The request.
Copy every line from the material below that holds "Orange".

Supplied records.
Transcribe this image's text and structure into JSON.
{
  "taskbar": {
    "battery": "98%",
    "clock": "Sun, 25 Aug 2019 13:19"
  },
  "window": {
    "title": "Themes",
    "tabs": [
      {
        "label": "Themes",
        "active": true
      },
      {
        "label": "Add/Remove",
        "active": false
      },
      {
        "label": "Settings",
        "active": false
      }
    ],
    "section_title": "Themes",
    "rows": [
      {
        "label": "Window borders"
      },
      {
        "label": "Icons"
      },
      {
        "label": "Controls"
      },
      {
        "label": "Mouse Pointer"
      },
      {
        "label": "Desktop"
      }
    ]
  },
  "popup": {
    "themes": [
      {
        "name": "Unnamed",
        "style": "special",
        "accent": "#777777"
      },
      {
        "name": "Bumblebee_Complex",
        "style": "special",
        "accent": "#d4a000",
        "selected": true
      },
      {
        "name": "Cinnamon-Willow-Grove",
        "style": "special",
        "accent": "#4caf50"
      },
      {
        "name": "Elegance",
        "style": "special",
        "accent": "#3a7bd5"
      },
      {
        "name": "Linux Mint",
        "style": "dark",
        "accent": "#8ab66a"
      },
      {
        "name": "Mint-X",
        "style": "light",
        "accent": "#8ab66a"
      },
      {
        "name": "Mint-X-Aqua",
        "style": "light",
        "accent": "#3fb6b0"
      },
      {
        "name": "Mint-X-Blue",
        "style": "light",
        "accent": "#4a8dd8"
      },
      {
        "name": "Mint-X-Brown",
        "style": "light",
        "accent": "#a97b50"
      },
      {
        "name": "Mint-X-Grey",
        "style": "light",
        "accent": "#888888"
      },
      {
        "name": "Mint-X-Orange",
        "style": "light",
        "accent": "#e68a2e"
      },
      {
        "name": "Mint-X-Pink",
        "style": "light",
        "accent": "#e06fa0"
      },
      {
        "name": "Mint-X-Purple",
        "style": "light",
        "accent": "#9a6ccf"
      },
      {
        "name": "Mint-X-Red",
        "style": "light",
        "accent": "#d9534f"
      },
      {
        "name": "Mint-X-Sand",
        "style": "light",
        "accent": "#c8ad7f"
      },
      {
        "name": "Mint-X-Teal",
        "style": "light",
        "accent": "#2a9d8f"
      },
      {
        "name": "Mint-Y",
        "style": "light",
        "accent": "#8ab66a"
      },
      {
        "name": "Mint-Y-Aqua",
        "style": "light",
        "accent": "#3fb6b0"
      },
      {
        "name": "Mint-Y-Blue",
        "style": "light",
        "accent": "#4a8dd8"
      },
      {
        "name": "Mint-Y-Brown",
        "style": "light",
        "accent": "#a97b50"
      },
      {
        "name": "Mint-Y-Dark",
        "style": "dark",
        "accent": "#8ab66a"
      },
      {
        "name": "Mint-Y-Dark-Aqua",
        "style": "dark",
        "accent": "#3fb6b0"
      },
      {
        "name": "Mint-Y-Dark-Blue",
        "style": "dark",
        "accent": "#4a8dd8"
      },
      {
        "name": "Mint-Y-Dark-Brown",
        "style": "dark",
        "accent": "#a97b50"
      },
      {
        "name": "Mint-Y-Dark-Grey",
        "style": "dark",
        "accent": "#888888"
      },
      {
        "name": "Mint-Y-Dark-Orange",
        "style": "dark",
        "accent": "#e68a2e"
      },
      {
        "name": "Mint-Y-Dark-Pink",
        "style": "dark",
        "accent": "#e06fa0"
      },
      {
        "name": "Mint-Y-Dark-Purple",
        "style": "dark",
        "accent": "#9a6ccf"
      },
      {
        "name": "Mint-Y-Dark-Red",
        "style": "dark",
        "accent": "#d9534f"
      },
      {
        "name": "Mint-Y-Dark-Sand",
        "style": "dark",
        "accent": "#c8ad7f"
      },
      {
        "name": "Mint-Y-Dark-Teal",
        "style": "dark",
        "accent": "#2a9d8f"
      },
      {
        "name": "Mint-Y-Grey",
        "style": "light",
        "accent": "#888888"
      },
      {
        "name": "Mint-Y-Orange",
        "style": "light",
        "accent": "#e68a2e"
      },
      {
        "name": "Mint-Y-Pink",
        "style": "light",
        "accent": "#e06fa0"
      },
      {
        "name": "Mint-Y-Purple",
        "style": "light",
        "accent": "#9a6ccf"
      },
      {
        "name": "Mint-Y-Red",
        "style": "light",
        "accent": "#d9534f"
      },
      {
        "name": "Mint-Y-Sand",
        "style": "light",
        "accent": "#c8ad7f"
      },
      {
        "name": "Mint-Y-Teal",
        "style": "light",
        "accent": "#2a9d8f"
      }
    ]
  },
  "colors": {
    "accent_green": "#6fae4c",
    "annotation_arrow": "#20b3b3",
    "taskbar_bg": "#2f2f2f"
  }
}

Answer for the task.
        "name": "Mint-X-Orange",
        "name": "Mint-Y-Dark-Orange",
        "name": "Mint-Y-Orange",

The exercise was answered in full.